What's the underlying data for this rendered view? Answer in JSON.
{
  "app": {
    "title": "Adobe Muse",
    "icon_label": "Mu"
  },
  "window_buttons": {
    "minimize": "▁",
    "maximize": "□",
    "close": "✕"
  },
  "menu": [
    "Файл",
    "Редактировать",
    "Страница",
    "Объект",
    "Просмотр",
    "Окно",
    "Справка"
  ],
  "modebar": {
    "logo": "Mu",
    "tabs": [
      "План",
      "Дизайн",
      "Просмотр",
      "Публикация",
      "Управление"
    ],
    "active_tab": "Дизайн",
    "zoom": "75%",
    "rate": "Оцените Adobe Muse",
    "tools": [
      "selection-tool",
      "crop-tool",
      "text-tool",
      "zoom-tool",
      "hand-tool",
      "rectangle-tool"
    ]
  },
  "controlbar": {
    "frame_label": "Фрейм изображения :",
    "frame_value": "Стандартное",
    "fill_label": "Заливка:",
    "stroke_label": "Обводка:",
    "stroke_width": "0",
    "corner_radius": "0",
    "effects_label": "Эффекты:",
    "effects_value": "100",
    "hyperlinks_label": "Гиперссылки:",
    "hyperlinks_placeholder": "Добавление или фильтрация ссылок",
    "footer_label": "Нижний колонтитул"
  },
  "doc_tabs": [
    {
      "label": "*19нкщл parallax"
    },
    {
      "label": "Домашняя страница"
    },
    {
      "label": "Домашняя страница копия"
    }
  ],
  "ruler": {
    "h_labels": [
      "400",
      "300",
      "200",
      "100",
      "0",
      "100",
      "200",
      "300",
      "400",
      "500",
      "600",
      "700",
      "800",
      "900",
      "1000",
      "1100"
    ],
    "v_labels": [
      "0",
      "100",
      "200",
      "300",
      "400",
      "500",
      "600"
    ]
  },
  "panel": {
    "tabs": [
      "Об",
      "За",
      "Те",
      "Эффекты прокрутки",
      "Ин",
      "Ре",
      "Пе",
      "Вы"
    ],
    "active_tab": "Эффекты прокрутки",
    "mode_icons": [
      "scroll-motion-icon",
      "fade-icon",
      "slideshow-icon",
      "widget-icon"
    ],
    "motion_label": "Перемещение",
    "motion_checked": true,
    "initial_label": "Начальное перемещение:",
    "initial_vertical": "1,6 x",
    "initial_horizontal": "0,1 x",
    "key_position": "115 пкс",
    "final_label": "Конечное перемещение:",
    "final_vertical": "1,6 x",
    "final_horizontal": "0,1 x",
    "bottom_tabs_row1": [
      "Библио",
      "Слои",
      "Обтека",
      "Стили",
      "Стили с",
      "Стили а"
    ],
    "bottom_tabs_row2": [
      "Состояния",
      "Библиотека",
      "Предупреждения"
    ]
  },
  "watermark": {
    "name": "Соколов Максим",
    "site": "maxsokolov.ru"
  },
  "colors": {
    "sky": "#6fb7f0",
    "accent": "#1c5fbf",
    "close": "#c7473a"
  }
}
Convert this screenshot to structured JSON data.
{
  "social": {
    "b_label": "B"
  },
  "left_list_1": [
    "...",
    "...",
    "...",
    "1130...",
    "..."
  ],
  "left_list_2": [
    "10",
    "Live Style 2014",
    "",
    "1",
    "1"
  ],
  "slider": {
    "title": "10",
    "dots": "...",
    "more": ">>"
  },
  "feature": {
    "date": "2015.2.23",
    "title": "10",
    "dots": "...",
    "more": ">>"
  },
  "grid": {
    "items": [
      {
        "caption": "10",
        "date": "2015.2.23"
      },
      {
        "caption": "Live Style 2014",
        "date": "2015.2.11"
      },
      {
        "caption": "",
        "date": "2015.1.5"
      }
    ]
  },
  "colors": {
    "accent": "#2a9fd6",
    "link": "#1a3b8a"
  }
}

---

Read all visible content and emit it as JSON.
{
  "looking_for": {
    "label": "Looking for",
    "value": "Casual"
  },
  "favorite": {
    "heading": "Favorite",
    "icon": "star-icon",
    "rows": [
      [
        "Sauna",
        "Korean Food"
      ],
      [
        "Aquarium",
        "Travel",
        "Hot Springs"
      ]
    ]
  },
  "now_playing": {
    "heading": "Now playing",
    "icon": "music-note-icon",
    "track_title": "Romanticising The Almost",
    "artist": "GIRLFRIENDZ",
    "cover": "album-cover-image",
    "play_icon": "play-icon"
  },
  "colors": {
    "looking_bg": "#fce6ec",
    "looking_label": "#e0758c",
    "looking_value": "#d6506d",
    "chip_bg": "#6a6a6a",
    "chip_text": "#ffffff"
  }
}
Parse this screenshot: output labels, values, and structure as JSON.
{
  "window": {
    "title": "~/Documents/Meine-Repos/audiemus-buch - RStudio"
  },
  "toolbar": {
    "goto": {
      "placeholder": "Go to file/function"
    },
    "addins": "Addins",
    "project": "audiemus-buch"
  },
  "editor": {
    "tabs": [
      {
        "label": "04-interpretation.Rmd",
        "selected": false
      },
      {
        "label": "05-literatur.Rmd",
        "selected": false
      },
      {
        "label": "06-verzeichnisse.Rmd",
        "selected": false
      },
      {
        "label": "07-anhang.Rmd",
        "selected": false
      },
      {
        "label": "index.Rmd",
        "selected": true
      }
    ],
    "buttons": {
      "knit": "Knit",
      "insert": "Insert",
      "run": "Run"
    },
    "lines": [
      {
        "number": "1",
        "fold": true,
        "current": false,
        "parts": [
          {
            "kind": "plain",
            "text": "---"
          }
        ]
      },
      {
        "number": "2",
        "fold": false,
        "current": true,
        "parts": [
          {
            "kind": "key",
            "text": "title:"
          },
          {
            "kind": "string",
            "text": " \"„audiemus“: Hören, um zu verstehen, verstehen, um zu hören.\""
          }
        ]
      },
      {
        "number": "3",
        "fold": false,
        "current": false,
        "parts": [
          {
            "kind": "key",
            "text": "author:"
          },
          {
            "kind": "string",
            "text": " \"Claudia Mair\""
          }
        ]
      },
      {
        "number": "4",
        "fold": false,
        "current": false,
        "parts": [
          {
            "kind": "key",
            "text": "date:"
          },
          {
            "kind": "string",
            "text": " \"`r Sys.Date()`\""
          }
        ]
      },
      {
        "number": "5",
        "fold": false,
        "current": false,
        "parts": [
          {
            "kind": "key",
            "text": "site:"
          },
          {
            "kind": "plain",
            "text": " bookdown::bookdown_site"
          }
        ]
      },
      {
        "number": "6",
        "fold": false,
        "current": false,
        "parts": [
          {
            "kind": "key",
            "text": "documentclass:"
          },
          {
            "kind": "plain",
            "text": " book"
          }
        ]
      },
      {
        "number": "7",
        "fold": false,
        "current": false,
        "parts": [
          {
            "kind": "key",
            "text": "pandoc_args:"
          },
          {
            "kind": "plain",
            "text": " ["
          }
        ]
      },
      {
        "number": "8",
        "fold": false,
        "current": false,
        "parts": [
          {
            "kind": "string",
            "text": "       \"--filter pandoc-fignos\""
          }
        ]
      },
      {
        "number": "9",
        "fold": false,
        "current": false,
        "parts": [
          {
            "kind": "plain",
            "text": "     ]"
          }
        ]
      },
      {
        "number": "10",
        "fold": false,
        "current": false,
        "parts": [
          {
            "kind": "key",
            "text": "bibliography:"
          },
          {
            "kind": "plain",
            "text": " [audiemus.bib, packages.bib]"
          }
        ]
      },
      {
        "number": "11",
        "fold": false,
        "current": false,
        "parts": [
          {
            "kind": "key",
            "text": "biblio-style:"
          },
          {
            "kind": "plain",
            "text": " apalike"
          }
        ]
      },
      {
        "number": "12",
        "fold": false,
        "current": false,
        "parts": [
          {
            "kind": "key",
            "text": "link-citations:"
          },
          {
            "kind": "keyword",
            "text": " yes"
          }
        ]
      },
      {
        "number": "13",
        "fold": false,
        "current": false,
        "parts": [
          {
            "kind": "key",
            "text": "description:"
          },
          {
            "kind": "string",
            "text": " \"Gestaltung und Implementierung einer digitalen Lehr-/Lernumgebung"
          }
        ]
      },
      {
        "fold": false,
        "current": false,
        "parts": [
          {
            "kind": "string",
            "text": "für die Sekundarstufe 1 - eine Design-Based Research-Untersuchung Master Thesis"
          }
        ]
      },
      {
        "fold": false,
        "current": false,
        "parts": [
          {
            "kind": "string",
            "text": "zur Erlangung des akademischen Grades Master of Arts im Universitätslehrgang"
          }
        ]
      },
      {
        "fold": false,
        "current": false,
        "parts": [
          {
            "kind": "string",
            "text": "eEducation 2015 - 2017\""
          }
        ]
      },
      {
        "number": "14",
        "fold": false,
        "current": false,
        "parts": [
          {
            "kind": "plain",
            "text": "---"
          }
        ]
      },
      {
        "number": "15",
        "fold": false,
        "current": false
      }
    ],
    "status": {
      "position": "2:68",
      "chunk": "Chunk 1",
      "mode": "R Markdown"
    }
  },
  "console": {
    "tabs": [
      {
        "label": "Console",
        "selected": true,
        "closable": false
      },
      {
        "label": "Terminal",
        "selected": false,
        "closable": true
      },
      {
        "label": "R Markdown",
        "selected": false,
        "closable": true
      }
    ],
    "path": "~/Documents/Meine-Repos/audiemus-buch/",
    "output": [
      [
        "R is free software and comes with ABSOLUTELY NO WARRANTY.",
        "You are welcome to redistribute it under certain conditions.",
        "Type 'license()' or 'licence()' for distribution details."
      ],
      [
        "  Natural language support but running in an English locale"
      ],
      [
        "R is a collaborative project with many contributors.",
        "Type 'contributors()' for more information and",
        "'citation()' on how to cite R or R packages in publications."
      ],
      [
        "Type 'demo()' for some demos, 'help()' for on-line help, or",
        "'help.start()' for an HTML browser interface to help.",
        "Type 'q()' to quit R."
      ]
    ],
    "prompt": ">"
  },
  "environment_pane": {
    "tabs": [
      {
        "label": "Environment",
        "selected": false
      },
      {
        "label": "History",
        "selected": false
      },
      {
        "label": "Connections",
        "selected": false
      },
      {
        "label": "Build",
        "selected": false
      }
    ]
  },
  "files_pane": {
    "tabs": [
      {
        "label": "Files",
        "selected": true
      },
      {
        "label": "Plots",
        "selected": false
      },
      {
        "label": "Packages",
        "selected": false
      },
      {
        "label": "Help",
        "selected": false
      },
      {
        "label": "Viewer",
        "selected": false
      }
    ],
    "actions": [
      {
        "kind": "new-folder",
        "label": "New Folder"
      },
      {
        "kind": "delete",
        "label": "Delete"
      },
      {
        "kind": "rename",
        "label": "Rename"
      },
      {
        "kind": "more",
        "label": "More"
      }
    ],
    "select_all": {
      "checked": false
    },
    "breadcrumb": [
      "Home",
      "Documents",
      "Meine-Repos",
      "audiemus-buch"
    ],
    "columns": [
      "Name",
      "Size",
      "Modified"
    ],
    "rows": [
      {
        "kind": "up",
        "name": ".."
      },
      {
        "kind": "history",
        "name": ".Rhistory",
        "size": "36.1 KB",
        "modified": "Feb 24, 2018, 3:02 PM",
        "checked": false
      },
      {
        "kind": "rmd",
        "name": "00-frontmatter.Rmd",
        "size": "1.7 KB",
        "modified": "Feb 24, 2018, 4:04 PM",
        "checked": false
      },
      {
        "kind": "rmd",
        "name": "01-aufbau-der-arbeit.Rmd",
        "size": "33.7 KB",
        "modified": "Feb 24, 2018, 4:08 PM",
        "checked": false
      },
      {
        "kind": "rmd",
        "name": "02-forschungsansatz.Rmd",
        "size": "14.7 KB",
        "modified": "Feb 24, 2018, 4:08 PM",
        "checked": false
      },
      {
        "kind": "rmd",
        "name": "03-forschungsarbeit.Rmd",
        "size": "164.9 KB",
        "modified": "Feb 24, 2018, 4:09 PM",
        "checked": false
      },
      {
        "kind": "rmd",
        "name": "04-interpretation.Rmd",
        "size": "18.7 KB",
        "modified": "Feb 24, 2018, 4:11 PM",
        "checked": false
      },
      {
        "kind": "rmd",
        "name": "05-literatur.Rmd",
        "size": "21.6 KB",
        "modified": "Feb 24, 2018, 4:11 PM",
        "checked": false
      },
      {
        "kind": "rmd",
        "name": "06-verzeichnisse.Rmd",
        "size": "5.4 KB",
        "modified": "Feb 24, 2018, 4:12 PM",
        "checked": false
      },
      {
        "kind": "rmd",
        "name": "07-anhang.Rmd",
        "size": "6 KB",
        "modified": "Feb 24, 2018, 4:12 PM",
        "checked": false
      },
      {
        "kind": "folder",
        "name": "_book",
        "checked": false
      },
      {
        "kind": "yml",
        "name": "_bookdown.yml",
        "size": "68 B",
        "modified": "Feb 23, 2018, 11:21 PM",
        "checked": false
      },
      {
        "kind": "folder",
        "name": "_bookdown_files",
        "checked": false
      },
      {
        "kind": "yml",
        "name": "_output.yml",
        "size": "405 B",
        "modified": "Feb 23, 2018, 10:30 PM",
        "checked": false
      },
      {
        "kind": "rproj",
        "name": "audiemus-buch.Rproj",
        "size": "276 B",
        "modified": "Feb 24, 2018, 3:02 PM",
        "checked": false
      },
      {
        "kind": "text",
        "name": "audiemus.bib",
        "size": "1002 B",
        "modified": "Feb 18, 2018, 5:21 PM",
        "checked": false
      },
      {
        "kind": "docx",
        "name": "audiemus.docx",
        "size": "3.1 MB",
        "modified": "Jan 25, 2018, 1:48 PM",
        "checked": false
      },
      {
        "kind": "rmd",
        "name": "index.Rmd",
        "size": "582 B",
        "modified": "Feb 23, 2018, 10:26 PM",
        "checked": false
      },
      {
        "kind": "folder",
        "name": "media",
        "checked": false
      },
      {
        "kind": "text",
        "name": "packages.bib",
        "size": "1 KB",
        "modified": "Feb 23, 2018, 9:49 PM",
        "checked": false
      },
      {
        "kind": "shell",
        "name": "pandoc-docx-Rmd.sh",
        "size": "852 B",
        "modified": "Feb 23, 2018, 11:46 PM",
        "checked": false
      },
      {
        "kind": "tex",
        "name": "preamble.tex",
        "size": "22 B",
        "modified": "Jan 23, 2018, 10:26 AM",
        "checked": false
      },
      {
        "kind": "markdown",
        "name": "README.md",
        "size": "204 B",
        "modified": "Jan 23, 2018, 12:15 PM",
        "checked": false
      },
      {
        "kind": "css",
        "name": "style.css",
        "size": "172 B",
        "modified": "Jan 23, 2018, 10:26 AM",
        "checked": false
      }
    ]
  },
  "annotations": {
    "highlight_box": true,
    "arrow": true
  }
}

=== Stated task ===
Extract all lines that hold the word "Meine".

=== The response ===
    "title": "~/Documents/Meine-Repos/audiemus-buch - RStudio"
    "path": "~/Documents/Meine-Repos/audiemus-buch/",
      "Meine-Repos",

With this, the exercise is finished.